◆ **EXERCISE DETAILS**
Gather all lines in the data that hold the string "page".
#### PROVIDED MATERIAL ####
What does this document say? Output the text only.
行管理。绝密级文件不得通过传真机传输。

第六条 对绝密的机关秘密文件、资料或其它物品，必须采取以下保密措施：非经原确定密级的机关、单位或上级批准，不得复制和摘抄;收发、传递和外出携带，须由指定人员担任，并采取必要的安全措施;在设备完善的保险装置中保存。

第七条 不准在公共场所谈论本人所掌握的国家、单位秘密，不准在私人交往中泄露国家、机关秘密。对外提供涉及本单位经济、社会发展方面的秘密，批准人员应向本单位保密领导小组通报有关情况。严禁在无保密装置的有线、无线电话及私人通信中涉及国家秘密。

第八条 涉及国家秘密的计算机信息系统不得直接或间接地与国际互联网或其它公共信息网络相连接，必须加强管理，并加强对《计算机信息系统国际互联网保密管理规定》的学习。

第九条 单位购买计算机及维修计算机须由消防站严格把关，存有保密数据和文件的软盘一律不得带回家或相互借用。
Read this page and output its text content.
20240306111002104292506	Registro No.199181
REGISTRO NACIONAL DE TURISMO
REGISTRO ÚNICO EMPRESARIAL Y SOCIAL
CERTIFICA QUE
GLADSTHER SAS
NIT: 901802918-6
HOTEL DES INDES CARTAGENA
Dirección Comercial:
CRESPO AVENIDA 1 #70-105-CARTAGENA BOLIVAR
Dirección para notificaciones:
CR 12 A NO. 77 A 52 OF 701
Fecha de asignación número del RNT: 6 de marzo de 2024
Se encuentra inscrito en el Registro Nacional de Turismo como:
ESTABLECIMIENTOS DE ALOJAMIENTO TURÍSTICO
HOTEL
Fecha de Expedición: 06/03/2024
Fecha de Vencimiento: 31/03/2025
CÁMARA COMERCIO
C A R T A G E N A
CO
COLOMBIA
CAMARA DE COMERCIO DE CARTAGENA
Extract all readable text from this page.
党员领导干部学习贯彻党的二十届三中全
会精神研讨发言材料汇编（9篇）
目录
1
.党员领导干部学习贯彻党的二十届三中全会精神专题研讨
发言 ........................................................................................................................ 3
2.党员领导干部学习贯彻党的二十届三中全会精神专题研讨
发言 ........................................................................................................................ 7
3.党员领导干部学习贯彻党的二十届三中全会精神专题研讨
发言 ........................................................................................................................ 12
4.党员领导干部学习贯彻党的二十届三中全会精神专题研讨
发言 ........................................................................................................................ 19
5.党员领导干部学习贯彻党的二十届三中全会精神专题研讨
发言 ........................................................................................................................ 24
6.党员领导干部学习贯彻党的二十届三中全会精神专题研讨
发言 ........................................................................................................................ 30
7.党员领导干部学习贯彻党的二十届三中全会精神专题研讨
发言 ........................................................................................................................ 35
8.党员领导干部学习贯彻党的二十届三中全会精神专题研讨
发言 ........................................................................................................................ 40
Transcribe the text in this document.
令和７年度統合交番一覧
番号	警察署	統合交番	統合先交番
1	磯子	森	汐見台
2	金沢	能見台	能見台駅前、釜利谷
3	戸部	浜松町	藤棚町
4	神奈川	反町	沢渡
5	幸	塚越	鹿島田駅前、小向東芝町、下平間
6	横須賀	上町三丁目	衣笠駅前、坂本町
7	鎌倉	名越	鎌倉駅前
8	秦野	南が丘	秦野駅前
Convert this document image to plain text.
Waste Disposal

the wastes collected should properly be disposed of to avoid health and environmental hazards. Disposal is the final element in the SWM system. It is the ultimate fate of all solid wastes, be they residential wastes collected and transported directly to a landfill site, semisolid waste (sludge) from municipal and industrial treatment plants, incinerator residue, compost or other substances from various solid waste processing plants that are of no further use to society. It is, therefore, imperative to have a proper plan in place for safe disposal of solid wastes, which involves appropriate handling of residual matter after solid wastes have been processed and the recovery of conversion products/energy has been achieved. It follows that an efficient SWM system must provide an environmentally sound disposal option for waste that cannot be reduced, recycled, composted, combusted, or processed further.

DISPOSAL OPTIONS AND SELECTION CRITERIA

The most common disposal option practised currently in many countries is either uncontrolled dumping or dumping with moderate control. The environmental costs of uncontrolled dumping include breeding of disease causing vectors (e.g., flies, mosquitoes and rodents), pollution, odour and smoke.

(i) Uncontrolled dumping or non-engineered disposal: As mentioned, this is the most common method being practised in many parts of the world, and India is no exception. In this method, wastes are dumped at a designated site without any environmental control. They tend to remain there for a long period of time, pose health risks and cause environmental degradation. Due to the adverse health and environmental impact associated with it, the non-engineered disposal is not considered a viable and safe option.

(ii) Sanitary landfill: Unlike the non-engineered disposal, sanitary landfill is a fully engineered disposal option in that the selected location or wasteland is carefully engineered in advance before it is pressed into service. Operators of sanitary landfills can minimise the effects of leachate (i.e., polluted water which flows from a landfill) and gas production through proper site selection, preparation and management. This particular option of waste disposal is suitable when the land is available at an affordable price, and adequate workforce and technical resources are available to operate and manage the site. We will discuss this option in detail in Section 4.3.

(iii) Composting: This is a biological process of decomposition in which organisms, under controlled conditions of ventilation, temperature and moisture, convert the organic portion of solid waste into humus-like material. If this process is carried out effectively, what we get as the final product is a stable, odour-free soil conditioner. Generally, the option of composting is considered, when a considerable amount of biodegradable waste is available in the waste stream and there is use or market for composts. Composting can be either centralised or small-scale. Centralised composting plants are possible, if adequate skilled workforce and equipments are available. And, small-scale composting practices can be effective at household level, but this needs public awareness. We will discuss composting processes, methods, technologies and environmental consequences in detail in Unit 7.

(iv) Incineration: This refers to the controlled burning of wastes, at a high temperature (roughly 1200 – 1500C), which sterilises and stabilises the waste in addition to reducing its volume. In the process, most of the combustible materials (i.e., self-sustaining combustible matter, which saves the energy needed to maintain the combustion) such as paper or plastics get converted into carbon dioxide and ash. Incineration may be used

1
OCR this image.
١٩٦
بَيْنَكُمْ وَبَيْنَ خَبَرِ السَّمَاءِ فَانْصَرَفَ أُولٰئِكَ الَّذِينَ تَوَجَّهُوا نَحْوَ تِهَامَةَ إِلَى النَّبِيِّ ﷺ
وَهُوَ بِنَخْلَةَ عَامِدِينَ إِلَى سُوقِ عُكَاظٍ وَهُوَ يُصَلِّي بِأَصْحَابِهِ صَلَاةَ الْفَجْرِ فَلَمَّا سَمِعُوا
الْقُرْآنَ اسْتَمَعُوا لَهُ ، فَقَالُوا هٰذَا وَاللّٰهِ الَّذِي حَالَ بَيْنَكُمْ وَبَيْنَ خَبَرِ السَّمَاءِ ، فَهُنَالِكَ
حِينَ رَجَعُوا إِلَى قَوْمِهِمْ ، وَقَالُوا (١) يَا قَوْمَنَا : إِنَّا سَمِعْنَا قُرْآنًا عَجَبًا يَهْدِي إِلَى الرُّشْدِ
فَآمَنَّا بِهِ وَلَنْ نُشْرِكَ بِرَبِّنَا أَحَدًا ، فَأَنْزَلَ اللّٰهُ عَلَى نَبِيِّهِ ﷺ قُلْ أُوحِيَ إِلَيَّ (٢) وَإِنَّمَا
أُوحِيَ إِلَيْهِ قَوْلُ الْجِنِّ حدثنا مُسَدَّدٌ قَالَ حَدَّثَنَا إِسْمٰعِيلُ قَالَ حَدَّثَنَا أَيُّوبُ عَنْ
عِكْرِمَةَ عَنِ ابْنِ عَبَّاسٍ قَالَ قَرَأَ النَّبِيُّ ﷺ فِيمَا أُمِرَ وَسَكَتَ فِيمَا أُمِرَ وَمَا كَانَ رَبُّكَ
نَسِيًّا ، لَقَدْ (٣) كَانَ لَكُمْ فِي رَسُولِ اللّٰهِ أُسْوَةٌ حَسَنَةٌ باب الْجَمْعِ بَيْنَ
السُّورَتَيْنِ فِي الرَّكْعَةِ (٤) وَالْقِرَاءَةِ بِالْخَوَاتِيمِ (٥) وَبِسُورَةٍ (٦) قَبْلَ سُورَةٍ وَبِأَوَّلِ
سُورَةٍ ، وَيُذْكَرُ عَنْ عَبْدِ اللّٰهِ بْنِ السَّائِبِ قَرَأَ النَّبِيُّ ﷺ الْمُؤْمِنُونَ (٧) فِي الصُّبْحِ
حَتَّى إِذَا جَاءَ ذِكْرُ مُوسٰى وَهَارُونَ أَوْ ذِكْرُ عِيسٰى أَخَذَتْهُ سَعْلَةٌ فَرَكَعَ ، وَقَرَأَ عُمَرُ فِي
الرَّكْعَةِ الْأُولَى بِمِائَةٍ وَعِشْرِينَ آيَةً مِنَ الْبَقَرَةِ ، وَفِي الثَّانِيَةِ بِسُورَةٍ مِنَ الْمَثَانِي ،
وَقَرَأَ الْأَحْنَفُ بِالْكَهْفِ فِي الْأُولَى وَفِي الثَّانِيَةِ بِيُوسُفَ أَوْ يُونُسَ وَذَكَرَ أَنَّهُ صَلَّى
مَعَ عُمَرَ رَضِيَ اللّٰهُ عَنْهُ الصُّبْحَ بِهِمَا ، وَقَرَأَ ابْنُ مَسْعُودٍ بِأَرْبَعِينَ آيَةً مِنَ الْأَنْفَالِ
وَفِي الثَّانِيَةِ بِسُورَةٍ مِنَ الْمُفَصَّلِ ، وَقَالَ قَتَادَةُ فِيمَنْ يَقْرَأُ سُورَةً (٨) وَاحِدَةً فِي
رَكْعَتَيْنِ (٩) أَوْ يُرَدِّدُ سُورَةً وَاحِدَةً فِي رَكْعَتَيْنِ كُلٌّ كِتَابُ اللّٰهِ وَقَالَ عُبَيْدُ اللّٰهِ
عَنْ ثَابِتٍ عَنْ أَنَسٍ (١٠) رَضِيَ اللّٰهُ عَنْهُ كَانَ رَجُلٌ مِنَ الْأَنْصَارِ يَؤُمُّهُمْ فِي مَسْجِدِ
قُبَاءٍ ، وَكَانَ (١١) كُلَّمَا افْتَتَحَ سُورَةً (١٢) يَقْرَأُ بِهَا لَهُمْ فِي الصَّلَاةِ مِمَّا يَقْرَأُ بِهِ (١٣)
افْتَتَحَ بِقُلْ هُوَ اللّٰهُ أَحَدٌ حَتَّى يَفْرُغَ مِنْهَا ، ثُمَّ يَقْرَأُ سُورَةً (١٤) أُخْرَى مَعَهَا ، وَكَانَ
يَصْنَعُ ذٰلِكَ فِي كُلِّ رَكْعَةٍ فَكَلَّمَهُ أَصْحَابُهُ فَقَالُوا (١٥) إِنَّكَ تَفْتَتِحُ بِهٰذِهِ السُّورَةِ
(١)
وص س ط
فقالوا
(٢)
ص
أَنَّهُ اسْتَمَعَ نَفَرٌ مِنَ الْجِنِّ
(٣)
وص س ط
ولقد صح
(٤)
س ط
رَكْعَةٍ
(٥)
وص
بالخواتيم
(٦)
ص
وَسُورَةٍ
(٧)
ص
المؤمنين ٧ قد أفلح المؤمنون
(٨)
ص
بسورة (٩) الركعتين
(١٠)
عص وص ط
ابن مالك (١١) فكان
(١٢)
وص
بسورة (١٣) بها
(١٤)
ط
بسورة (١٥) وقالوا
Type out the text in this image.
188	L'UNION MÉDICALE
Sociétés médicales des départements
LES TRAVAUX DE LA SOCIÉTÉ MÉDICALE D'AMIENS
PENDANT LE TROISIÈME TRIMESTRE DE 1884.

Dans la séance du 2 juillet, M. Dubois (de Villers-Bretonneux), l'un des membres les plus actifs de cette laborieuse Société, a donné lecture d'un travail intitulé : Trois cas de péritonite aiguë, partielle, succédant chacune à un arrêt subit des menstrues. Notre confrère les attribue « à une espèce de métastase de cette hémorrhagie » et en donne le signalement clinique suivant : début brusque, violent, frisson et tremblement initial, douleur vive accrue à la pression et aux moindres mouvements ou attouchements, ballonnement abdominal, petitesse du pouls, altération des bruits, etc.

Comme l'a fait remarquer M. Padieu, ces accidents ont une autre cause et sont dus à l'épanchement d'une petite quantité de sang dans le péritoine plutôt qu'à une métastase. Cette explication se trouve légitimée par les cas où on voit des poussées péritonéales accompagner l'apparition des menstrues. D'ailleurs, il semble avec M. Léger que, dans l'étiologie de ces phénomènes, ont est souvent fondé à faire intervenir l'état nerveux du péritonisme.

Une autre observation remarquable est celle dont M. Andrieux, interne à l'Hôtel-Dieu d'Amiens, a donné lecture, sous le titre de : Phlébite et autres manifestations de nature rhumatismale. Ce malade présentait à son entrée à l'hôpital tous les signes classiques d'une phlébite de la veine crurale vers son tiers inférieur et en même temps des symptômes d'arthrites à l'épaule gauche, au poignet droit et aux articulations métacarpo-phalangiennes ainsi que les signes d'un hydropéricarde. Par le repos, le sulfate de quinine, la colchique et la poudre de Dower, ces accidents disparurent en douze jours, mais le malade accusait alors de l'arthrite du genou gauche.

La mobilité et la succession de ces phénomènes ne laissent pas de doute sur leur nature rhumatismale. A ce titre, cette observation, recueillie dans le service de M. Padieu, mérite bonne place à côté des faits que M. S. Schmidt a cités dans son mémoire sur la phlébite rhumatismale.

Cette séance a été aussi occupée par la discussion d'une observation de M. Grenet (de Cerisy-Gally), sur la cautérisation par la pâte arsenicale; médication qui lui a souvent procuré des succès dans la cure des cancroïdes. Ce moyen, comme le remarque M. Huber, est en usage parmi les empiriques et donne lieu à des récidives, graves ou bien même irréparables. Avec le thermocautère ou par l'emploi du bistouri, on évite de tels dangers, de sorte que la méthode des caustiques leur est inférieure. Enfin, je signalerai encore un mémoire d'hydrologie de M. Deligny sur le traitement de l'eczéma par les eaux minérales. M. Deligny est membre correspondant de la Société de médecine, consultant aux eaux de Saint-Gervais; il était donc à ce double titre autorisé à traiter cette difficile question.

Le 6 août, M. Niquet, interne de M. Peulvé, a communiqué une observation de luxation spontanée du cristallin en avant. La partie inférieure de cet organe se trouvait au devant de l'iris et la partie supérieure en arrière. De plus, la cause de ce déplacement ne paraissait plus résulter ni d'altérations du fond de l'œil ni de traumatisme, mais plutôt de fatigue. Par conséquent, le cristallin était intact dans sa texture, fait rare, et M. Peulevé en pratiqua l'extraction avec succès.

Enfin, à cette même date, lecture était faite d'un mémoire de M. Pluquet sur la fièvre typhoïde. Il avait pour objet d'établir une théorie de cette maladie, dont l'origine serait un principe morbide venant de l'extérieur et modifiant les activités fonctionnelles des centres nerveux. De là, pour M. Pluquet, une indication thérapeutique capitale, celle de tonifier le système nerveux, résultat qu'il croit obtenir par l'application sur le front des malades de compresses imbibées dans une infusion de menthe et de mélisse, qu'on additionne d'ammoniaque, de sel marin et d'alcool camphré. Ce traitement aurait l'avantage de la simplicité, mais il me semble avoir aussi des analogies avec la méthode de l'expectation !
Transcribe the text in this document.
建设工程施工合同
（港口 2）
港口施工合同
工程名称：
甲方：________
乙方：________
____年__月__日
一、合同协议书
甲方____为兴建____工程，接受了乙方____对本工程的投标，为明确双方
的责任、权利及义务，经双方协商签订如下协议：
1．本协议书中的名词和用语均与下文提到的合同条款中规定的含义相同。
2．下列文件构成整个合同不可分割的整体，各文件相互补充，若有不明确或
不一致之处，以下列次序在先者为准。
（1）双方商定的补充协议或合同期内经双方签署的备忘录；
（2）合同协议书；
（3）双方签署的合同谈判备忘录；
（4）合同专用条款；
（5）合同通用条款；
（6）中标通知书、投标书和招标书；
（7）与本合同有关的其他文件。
####
◆ **SOLUTION TO THIS EXERCISE**
Read this page and output its text content.
Extract all readable text from this page.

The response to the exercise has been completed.